- Data listing -
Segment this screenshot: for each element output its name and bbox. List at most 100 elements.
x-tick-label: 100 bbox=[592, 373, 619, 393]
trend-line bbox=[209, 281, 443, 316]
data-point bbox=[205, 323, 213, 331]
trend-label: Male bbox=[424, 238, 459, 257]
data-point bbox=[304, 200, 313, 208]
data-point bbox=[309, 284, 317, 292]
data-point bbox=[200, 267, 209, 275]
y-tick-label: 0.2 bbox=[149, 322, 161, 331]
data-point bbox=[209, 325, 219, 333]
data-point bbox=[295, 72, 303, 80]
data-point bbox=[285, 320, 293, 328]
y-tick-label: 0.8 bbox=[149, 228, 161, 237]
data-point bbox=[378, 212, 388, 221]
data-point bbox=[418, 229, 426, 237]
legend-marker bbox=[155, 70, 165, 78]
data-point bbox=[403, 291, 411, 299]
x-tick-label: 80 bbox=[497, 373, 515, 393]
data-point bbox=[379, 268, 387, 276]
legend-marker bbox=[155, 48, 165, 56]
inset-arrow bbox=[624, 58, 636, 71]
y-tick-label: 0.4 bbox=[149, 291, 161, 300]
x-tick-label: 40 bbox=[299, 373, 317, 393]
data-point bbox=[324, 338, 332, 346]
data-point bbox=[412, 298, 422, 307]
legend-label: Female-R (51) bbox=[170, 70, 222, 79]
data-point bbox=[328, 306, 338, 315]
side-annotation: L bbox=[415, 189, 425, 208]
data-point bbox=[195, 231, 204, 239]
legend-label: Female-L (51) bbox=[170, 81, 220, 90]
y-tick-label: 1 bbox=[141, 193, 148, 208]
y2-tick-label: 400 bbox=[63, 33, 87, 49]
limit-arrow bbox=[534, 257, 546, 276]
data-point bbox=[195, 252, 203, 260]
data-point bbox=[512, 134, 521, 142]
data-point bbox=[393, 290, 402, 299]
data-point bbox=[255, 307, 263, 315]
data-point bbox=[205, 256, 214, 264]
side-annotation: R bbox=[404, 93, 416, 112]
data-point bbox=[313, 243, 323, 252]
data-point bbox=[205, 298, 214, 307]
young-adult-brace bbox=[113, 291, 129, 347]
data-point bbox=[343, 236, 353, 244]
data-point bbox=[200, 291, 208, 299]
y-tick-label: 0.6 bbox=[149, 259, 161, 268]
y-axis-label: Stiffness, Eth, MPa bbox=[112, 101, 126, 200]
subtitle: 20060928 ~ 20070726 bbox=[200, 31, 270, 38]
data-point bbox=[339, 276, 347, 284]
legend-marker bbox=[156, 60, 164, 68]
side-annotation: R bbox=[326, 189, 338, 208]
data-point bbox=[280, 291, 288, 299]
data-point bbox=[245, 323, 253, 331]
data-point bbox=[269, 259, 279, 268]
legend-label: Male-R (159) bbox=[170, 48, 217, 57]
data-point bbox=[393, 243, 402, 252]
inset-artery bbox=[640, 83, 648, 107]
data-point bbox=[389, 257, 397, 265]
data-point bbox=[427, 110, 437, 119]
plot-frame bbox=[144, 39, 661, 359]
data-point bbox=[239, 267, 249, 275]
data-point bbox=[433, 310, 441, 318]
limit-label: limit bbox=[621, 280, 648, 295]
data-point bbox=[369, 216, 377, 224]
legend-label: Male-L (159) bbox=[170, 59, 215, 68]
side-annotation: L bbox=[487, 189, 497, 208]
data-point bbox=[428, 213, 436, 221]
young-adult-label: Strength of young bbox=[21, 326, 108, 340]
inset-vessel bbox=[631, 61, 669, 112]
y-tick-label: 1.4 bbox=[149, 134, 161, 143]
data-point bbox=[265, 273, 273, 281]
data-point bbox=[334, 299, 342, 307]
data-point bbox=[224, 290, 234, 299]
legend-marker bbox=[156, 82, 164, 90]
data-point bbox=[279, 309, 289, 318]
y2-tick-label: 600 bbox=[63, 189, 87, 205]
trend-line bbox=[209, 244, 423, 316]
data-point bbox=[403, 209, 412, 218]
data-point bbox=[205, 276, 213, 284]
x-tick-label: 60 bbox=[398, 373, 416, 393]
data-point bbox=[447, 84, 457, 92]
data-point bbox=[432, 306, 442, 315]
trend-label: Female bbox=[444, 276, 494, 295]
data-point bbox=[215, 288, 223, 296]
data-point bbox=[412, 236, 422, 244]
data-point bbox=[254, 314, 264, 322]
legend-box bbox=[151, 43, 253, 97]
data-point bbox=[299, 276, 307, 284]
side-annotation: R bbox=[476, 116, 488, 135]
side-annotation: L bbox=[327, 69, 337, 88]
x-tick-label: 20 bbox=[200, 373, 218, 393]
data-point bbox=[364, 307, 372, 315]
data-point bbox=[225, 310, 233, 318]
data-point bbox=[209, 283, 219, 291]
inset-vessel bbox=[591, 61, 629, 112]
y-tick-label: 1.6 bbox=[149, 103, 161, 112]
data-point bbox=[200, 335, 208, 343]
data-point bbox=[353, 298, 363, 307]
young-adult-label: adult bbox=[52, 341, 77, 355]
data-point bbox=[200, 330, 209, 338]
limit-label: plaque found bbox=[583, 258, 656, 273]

- What to do -
Which rows above contain the string "side"? Pick out each one and copy it in full.

- Result of this exercise -
side-annotation: L bbox=[415, 189, 425, 208]
side-annotation: R bbox=[404, 93, 416, 112]
side-annotation: R bbox=[326, 189, 338, 208]
side-annotation: L bbox=[487, 189, 497, 208]
side-annotation: R bbox=[476, 116, 488, 135]
side-annotation: L bbox=[327, 69, 337, 88]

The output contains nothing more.